What the exercise asks:
Copy the rows below word for word, from the first row through the row containing "colorbar-swatch bbox=[73, 632, 93, 641]", with both of those rows included.

☆ ☆ ☆ ☆ ☆

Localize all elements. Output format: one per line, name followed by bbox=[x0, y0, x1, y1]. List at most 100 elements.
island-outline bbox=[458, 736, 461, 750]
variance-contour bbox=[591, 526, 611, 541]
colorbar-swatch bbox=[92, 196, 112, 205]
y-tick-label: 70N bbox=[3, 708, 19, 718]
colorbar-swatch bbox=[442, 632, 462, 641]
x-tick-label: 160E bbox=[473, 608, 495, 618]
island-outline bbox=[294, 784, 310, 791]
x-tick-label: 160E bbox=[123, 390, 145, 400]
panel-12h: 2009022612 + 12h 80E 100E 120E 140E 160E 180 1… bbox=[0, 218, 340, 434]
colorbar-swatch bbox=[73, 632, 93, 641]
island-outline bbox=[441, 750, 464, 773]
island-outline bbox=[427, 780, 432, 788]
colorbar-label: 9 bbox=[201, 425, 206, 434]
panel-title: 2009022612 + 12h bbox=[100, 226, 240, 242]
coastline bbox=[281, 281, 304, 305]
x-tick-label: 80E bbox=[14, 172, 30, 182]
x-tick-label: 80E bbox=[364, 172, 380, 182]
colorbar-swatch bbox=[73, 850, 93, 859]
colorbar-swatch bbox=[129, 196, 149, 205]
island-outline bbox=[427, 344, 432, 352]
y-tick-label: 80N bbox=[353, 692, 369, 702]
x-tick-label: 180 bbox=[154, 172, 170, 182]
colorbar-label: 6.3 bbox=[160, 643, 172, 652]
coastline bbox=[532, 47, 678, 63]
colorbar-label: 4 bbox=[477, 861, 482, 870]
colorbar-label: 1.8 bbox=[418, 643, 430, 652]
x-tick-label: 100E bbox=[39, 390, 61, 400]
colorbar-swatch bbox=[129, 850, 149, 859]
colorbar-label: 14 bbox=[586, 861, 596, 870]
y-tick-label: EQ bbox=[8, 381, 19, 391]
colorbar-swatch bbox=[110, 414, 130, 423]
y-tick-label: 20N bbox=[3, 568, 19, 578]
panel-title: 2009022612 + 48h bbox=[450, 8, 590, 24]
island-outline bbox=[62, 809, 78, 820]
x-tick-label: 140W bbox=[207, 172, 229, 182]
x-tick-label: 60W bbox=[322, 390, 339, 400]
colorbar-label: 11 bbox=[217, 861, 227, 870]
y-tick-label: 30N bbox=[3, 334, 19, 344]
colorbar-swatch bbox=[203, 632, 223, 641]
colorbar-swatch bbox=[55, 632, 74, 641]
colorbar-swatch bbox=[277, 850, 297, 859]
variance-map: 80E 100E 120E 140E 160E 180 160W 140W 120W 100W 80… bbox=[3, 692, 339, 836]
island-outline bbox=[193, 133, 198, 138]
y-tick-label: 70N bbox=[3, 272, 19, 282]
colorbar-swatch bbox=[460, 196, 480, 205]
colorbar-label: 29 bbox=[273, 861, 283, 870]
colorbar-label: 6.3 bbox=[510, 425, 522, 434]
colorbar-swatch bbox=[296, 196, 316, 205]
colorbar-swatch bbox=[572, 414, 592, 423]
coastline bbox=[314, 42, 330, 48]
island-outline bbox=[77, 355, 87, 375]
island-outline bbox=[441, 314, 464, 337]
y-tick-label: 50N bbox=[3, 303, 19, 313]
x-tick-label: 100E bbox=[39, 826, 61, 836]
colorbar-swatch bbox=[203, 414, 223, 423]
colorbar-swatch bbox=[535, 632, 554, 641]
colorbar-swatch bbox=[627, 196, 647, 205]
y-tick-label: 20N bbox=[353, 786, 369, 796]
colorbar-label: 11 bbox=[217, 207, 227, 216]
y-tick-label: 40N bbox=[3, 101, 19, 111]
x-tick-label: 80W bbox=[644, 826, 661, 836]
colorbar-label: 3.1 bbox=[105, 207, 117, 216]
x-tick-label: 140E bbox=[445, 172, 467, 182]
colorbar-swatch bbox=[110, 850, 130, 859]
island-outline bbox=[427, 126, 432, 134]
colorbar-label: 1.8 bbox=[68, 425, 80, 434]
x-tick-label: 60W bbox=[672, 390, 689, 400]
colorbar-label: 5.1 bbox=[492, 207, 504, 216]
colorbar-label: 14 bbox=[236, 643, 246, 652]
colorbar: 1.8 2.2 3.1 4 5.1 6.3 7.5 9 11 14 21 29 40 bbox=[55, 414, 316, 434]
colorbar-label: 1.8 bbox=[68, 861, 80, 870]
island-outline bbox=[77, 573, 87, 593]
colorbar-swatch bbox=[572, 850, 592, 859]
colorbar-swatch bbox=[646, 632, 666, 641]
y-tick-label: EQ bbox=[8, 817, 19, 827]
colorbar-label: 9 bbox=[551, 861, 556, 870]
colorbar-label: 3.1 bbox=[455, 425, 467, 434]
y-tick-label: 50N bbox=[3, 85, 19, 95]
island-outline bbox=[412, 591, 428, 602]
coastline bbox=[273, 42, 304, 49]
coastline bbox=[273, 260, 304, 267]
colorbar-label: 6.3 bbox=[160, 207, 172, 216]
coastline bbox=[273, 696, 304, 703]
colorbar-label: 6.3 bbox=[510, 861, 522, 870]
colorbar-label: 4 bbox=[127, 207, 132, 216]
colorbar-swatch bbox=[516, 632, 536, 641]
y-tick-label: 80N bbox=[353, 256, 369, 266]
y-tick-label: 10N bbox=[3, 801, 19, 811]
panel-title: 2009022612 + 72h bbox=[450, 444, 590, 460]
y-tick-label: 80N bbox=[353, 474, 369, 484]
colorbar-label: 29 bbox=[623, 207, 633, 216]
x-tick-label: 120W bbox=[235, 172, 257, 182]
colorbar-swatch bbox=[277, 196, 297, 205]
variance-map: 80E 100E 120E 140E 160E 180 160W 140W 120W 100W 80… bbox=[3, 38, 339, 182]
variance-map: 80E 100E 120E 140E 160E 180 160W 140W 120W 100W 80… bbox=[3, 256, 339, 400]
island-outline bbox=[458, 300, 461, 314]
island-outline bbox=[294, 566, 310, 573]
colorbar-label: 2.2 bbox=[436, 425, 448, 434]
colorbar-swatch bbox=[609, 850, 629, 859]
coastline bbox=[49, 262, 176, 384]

☆ ☆ ☆ ☆ ☆

Expected answer:
Localize all elements. Output format: one per line, name followed by bbox=[x0, y0, x1, y1]. List at most 100 elements.
island-outline bbox=[458, 736, 461, 750]
variance-contour bbox=[591, 526, 611, 541]
colorbar-swatch bbox=[92, 196, 112, 205]
y-tick-label: 70N bbox=[3, 708, 19, 718]
colorbar-swatch bbox=[442, 632, 462, 641]
x-tick-label: 160E bbox=[473, 608, 495, 618]
island-outline bbox=[294, 784, 310, 791]
x-tick-label: 160E bbox=[123, 390, 145, 400]
panel-12h: 2009022612 + 12h 80E 100E 120E 140E 160E 180 1… bbox=[0, 218, 340, 434]
colorbar-swatch bbox=[73, 632, 93, 641]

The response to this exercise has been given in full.